**Stated problem**. Identify every line in the records below that contains the word "COMIXS", and reproduce each one.

**Data shown**.
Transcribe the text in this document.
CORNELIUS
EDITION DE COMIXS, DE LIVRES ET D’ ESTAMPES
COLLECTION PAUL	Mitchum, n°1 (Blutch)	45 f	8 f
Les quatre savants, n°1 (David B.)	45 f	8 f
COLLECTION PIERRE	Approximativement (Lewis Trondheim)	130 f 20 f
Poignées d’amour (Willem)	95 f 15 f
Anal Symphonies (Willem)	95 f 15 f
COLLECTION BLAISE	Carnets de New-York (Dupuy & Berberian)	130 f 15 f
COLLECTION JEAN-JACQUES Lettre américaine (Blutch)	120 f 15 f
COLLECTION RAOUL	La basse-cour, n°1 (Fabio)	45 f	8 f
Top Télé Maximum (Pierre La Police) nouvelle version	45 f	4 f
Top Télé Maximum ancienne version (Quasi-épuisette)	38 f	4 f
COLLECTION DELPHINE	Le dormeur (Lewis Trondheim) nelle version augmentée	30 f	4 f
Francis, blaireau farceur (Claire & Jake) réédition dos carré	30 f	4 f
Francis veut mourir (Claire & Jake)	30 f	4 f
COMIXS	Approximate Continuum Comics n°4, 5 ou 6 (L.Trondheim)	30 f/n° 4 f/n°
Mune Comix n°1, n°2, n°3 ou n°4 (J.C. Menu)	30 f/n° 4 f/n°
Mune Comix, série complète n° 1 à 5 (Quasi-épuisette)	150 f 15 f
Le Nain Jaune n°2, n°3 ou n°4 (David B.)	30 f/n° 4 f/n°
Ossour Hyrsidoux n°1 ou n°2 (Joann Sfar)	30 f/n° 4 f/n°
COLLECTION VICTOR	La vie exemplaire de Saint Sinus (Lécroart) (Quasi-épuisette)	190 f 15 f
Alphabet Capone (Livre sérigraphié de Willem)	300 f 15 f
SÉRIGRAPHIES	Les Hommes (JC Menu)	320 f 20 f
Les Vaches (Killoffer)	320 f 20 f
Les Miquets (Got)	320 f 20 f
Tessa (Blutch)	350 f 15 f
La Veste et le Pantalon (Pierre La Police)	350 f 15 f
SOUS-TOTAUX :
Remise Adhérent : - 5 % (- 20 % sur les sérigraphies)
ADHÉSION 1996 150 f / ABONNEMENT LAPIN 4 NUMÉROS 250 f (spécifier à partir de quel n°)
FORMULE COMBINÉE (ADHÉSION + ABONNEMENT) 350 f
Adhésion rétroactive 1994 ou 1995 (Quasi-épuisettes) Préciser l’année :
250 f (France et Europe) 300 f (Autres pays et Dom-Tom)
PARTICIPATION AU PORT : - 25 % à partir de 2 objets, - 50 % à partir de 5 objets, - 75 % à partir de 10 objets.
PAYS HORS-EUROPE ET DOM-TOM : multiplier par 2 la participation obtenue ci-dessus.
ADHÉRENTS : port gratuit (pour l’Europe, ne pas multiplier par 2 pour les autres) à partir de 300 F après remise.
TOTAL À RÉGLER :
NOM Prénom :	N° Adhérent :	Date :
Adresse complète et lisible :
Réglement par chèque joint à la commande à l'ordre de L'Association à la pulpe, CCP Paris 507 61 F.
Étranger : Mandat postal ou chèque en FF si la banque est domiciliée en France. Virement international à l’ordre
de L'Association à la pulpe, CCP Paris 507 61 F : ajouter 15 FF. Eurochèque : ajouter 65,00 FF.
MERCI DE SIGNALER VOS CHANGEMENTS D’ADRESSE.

**Task answer**.
EDITION DE COMIXS, DE LIVRES ET D’ ESTAMPES
COMIXS	Approximate Continuum Comics n°4, 5 ou 6 (L.Trondheim)	30 f/n° 4 f/n°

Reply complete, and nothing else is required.